*Job:*
Reproduce this listing in full.
==========
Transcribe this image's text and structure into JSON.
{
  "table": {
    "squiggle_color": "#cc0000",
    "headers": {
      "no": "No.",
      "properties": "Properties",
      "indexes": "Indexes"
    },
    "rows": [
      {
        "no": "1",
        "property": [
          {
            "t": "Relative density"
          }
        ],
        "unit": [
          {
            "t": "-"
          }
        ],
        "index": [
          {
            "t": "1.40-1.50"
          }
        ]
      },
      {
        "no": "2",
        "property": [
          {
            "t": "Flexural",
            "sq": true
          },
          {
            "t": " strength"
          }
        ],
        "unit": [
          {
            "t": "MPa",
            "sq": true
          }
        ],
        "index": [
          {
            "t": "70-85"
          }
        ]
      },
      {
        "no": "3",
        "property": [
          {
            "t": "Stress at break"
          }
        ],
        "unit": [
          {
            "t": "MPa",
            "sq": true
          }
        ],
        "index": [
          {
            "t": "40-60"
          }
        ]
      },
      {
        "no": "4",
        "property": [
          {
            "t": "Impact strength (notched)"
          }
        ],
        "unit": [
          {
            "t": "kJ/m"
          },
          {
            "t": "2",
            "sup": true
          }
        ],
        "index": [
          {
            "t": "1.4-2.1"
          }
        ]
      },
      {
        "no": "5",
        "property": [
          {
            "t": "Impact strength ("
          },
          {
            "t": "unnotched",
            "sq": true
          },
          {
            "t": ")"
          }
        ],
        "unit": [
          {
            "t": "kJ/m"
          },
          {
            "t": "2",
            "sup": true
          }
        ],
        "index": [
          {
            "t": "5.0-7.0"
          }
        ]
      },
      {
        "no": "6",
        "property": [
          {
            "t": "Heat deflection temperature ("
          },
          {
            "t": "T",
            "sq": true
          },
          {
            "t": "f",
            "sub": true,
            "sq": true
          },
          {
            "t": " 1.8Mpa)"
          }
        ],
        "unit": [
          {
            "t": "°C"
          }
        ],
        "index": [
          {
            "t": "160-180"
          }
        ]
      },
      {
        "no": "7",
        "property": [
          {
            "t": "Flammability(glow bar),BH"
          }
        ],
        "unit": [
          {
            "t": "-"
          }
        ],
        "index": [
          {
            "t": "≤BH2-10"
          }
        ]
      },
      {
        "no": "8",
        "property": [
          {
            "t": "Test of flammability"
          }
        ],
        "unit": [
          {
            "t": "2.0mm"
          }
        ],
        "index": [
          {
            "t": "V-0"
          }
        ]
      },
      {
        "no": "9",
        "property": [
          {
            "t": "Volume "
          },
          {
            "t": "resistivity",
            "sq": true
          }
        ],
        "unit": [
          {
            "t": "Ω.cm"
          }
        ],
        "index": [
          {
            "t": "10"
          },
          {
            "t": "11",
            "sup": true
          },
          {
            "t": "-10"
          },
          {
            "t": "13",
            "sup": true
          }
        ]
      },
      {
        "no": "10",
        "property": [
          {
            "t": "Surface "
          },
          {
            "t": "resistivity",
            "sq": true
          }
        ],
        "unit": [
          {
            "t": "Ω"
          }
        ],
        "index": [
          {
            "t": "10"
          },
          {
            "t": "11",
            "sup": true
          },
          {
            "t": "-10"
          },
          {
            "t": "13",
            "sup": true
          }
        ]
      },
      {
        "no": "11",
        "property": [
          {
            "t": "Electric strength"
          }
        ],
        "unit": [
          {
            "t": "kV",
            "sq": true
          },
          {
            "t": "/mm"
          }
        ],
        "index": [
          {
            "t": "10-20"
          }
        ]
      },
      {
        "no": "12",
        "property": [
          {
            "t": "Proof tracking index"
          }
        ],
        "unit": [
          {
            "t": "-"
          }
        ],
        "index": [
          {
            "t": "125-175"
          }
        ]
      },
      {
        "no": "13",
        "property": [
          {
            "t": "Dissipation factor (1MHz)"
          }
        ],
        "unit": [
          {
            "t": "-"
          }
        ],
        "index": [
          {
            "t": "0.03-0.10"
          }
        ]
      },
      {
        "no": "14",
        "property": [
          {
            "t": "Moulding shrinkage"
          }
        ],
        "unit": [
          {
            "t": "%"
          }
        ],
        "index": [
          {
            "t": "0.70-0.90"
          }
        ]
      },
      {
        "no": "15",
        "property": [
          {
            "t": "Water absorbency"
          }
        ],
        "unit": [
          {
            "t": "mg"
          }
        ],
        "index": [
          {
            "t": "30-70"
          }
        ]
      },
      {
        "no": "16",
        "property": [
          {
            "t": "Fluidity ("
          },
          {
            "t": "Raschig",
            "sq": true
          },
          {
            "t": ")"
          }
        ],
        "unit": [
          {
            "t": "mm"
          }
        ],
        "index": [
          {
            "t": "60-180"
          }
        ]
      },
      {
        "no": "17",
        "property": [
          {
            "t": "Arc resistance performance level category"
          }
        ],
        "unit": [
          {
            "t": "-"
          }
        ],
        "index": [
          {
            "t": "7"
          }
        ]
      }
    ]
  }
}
==========
*Task result:*
Transcribe this image's text and structure into JSON.
{
  "table": {
    "squiggle_color": "#cc0000",
    "headers": {
      "no": "No.",
      "properties": "Properties",
      "indexes": "Indexes"
    },
    "rows": [
      {
        "no": "1",
        "property": [
          {
            "t": "Relative density"
          }
        ],
        "unit": [
          {
            "t": "-"
          }
        ],
        "index": [
          {
            "t": "1.40-1.50"
          }
        ]
      },
      {
        "no": "2",
        "property": [
          {
            "t": "Flexural",
            "sq": true
          },
          {
            "t": " strength"
          }
        ],
        "unit": [
          {
            "t": "MPa",
            "sq": true
          }
        ],
        "index": [
          {
            "t": "70-85"
          }
        ]
      },
      {
        "no": "3",
        "property": [
          {
            "t": "Stress at break"
          }
        ],
        "unit": [
          {
            "t": "MPa",
            "sq": true
          }
        ],
        "index": [
          {
            "t": "40-60"
          }
        ]
      },
      {
        "no": "4",
        "property": [
          {
            "t": "Impact strength (notched)"
          }
        ],
        "unit": [
          {
            "t": "kJ/m"
          },
          {
            "t": "2",
            "sup": true
          }
        ],
        "index": [
          {
            "t": "1.4-2.1"
          }
        ]
      },
      {
        "no": "5",
        "property": [
          {
            "t": "Impact strength ("
          },
          {
            "t": "unnotched",
            "sq": true
          },
          {
            "t": ")"
          }
        ],
        "unit": [
          {
            "t": "kJ/m"
          },
          {
            "t": "2",
            "sup": true
          }
        ],
        "index": [
          {
            "t": "5.0-7.0"
          }
        ]
      },
      {
        "no": "6",
        "property": [
          {
            "t": "Heat deflection temperature ("
          },
          {
            "t": "T",
            "sq": true
          },
          {
            "t": "f",
            "sub": true,
            "sq": true
          },
          {
            "t": " 1.8Mpa)"
          }
        ],
        "unit": [
          {
            "t": "°C"
          }
        ],
        "index": [
          {
            "t": "160-180"
          }
        ]
      },
      {
        "no": "7",
        "property": [
          {
            "t": "Flammability(glow bar),BH"
          }
        ],
        "unit": [
          {
            "t": "-"
          }
        ],
        "index": [
          {
            "t": "≤BH2-10"
          }
        ]
      },
      {
        "no": "8",
        "property": [
          {
            "t": "Test of flammability"
          }
        ],
        "unit": [
          {
            "t": "2.0mm"
          }
        ],
        "index": [
          {
            "t": "V-0"
          }
        ]
      },
      {
        "no": "9",
        "property": [
          {
            "t": "Volume "
          },
          {
            "t": "resistivity",
            "sq": true
          }
        ],
        "unit": [
          {
            "t": "Ω.cm"
          }
        ],
        "index": [
          {
            "t": "10"
          },
          {
            "t": "11",
            "sup": true
          },
          {
            "t": "-10"
          },
          {
            "t": "13",
            "sup": true
          }
        ]
      },
      {
        "no": "10",
        "property": [
          {
            "t": "Surface "
          },
          {
            "t": "resistivity",
            "sq": true
          }
        ],
        "unit": [
          {
            "t": "Ω"
          }
        ],
        "index": [
          {
            "t": "10"
          },
          {
            "t": "11",
            "sup": true
          },
          {
            "t": "-10"
          },
          {
            "t": "13",
            "sup": true
          }
        ]
      },
      {
        "no": "11",
        "property": [
          {
            "t": "Electric strength"
          }
        ],
        "unit": [
          {
            "t": "kV",
            "sq": true
          },
          {
            "t": "/mm"
          }
        ],
        "index": [
          {
            "t": "10-20"
          }
        ]
      },
      {
        "no": "12",
        "property": [
          {
            "t": "Proof tracking index"
          }
        ],
        "unit": [
          {
            "t": "-"
          }
        ],
        "index": [
          {
            "t": "125-175"
          }
        ]
      },
      {
        "no": "13",
        "property": [
          {
            "t": "Dissipation factor (1MHz)"
          }
        ],
        "unit": [
          {
            "t": "-"
          }
        ],
        "index": [
          {
            "t": "0.03-0.10"
          }
        ]
      },
      {
        "no": "14",
        "property": [
          {
            "t": "Moulding shrinkage"
          }
        ],
        "unit": [
          {
            "t": "%"
          }
        ],
        "index": [
          {
            "t": "0.70-0.90"
          }
        ]
      },
      {
        "no": "15",
        "property": [
          {
            "t": "Water absorbency"
          }
        ],
        "unit": [
          {
            "t": "mg"
          }
        ],
        "index": [
          {
            "t": "30-70"
          }
        ]
      },
      {
        "no": "16",
        "property": [
          {
            "t": "Fluidity ("
          },
          {
            "t": "Raschig",
            "sq": true
          },
          {
            "t": ")"
          }
        ],
        "unit": [
          {
            "t": "mm"
          }
        ],
        "index": [
          {
            "t": "60-180"
          }
        ]
      },
      {
        "no": "17",
        "property": [
          {
            "t": "Arc resistance performance level category"
          }
        ],
        "unit": [
          {
            "t": "-"
          }
        ],
        "index": [
          {
            "t": "7"
          }
        ]
      }
    ]
  }
}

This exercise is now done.